• **Description of the task**: Can you print the data exactly and leave out each image?

>> START Material supplied

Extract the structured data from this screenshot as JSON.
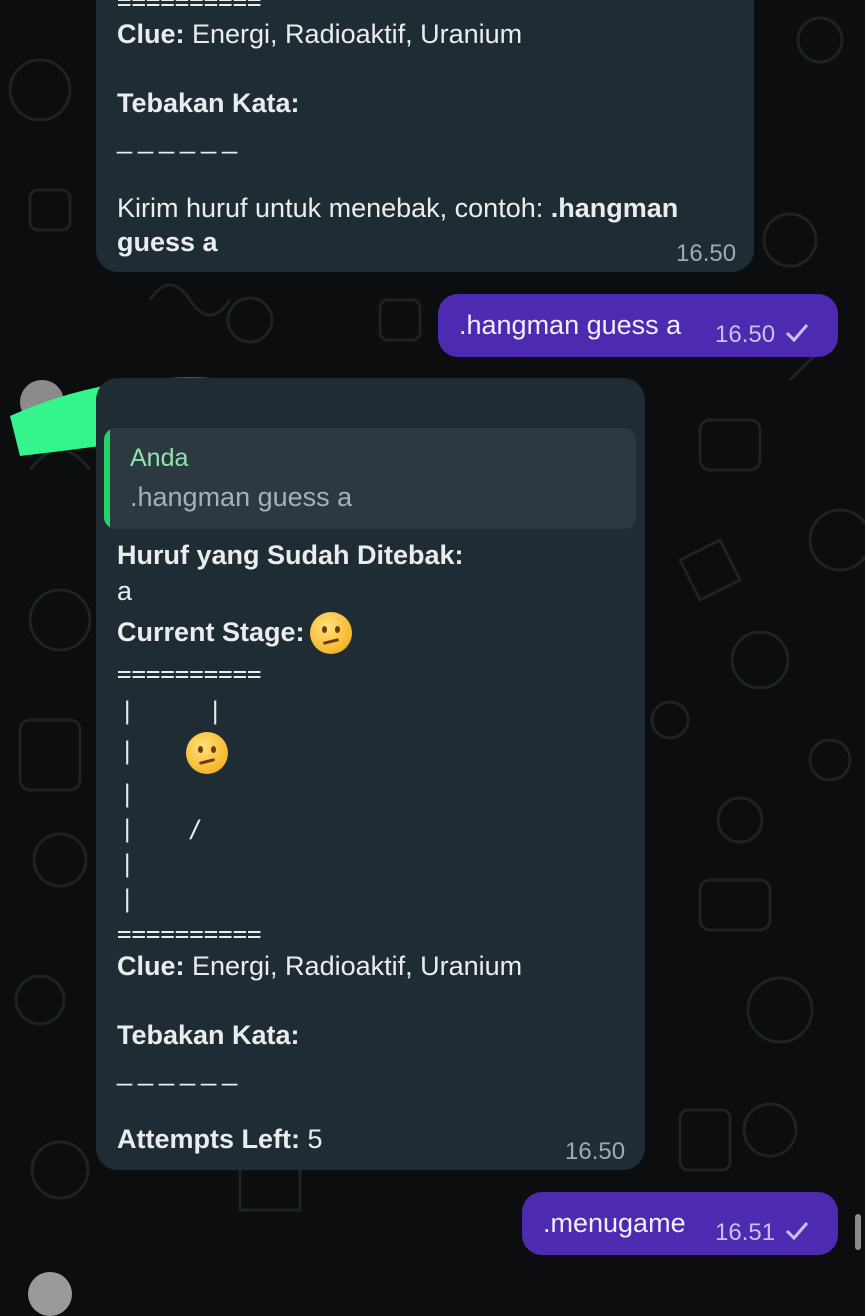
{
  "messages": {
    "top": {
      "clue_label": "Clue:",
      "clue_text": " Energi, Radioaktif, Uranium",
      "tebakan_label": "Tebakan Kata:",
      "blanks": "______",
      "instruction_text": "Kirim huruf untuk menebak, contoh: ",
      "instruction_cmd_1": ".hangman",
      "instruction_cmd_2": "guess a",
      "time": "16.50"
    },
    "sent1": {
      "text": ".hangman guess a",
      "time": "16.50"
    },
    "bot": {
      "quote_author": "Anda",
      "quote_text": ".hangman guess a",
      "guessed_label": "Huruf yang Sudah Ditebak:",
      "guessed_value": "a",
      "stage_label": "Current Stage:",
      "art_line": "==========",
      "art_bar": "|",
      "art_leg": "/",
      "clue_label": "Clue:",
      "clue_text": " Energi, Radioaktif, Uranium",
      "tebakan_label": "Tebakan Kata:",
      "blanks": "______",
      "attempts_label": "Attempts Left:",
      "attempts_value": " 5",
      "time": "16.50"
    },
    "sent2": {
      "text": ".menugame",
      "time": "16.51"
    }
  },
  "colors": {
    "incoming_bubble": "#202c33",
    "outgoing_bubble": "#4c2bb0",
    "quote_accent": "#25d366",
    "highlight_scribble": "#34f58c"
  },
  "icons": [
    "read-check-icon",
    "confused-face-emoji",
    "avatar"
  ]
}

>> END Material supplied

• **Response for this exercise**:
Extract the structured data from this screenshot as JSON.
{
  "messages": {
    "top": {
      "clue_label": "Clue:",
      "clue_text": " Energi, Radioaktif, Uranium",
      "tebakan_label": "Tebakan Kata:",
      "blanks": "______",
      "instruction_text": "Kirim huruf untuk menebak, contoh: ",
      "instruction_cmd_1": ".hangman",
      "instruction_cmd_2": "guess a",
      "time": "16.50"
    },
    "sent1": {
      "text": ".hangman guess a",
      "time": "16.50"
    },
    "bot": {
      "quote_author": "Anda",
      "quote_text": ".hangman guess a",
      "guessed_label": "Huruf yang Sudah Ditebak:",
      "guessed_value": "a",
      "stage_label": "Current Stage:",
      "art_line": "==========",
      "art_bar": "|",
      "art_leg": "/",
      "clue_label": "Clue:",
      "clue_text": " Energi, Radioaktif, Uranium",
      "tebakan_label": "Tebakan Kata:",
      "blanks": "______",
      "attempts_label": "Attempts Left:",
      "attempts_value": " 5",
      "time": "16.50"
    },
    "sent2": {
      "text": ".menugame",
      "time": "16.51"
    }
  },
  "colors": {
    "incoming_bubble": "#202c33",
    "outgoing_bubble": "#4c2bb0",
    "quote_accent": "#25d366",
    "highlight_scribble": "#34f58c"
  },
  "icons": [
    "read-check-icon",
    "confused-face-emoji",
    "avatar"
  ]
}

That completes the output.